** THE PROBLEM **
Beneath this sentence is a set of records; write each of them out exactly.

** SUPPLIED INFORMATION **
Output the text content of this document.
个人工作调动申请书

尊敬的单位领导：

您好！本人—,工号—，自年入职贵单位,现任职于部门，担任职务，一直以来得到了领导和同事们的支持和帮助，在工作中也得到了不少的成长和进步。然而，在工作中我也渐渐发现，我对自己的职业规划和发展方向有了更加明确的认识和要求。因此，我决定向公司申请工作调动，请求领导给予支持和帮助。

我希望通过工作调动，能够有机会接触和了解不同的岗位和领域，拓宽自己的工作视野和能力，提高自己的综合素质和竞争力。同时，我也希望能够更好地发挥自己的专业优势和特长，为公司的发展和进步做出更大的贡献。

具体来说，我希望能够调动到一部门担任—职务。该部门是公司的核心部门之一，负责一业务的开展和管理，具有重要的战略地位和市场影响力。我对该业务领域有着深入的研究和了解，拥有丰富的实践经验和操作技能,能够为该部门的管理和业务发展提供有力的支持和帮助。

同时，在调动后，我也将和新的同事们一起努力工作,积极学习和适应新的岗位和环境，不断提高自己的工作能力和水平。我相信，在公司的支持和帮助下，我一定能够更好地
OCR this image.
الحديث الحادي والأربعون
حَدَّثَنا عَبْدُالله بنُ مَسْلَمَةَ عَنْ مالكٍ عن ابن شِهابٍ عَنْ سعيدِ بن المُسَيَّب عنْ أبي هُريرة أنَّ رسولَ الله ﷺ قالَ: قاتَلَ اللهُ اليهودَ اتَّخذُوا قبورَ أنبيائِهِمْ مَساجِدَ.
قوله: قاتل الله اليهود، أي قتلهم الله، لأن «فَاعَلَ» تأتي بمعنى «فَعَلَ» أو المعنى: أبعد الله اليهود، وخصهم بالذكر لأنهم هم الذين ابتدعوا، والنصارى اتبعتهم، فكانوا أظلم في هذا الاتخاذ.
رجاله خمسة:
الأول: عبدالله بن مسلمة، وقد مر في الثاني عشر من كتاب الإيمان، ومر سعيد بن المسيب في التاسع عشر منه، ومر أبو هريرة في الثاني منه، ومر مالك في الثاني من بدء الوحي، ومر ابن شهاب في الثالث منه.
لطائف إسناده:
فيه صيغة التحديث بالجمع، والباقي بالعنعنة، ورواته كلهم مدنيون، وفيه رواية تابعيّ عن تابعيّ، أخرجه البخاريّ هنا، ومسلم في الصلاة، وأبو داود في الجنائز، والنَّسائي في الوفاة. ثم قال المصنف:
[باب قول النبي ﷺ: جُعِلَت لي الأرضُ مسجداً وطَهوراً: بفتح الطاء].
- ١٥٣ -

** TASK RESPONSE **
Output the text content of this document.
个人工作调动申请书

尊敬的单位领导：

您好！本人—,工号—，自年入职贵单位,现任职于部门，担任职务，一直以来得到了领导和同事们的支持和帮助，在工作中也得到了不少的成长和进步。然而，在工作中我也渐渐发现，我对自己的职业规划和发展方向有了更加明确的认识和要求。因此，我决定向公司申请工作调动，请求领导给予支持和帮助。

我希望通过工作调动，能够有机会接触和了解不同的岗位和领域，拓宽自己的工作视野和能力，提高自己的综合素质和竞争力。同时，我也希望能够更好地发挥自己的专业优势和特长，为公司的发展和进步做出更大的贡献。

具体来说，我希望能够调动到一部门担任—职务。该部门是公司的核心部门之一，负责一业务的开展和管理，具有重要的战略地位和市场影响力。我对该业务领域有着深入的研究和了解，拥有丰富的实践经验和操作技能,能够为该部门的管理和业务发展提供有力的支持和帮助。

同时，在调动后，我也将和新的同事们一起努力工作,积极学习和适应新的岗位和环境，不断提高自己的工作能力和水平。我相信，在公司的支持和帮助下，我一定能够更好地
OCR this image.
الحديث الحادي والأربعون
حَدَّثَنا عَبْدُالله بنُ مَسْلَمَةَ عَنْ مالكٍ عن ابن شِهابٍ عَنْ سعيدِ بن المُسَيَّب عنْ أبي هُريرة أنَّ رسولَ الله ﷺ قالَ: قاتَلَ اللهُ اليهودَ اتَّخذُوا قبورَ أنبيائِهِمْ مَساجِدَ.
قوله: قاتل الله اليهود، أي قتلهم الله، لأن «فَاعَلَ» تأتي بمعنى «فَعَلَ» أو المعنى: أبعد الله اليهود، وخصهم بالذكر لأنهم هم الذين ابتدعوا، والنصارى اتبعتهم، فكانوا أظلم في هذا الاتخاذ.
رجاله خمسة:
الأول: عبدالله بن مسلمة، وقد مر في الثاني عشر من كتاب الإيمان، ومر سعيد بن المسيب في التاسع عشر منه، ومر أبو هريرة في الثاني منه، ومر مالك في الثاني من بدء الوحي، ومر ابن شهاب في الثالث منه.
لطائف إسناده:
فيه صيغة التحديث بالجمع، والباقي بالعنعنة، ورواته كلهم مدنيون، وفيه رواية تابعيّ عن تابعيّ، أخرجه البخاريّ هنا، ومسلم في الصلاة، وأبو داود في الجنائز، والنَّسائي في الوفاة. ثم قال المصنف:
[باب قول النبي ﷺ: جُعِلَت لي الأرضُ مسجداً وطَهوراً: بفتح الطاء].
- ١٥٣ -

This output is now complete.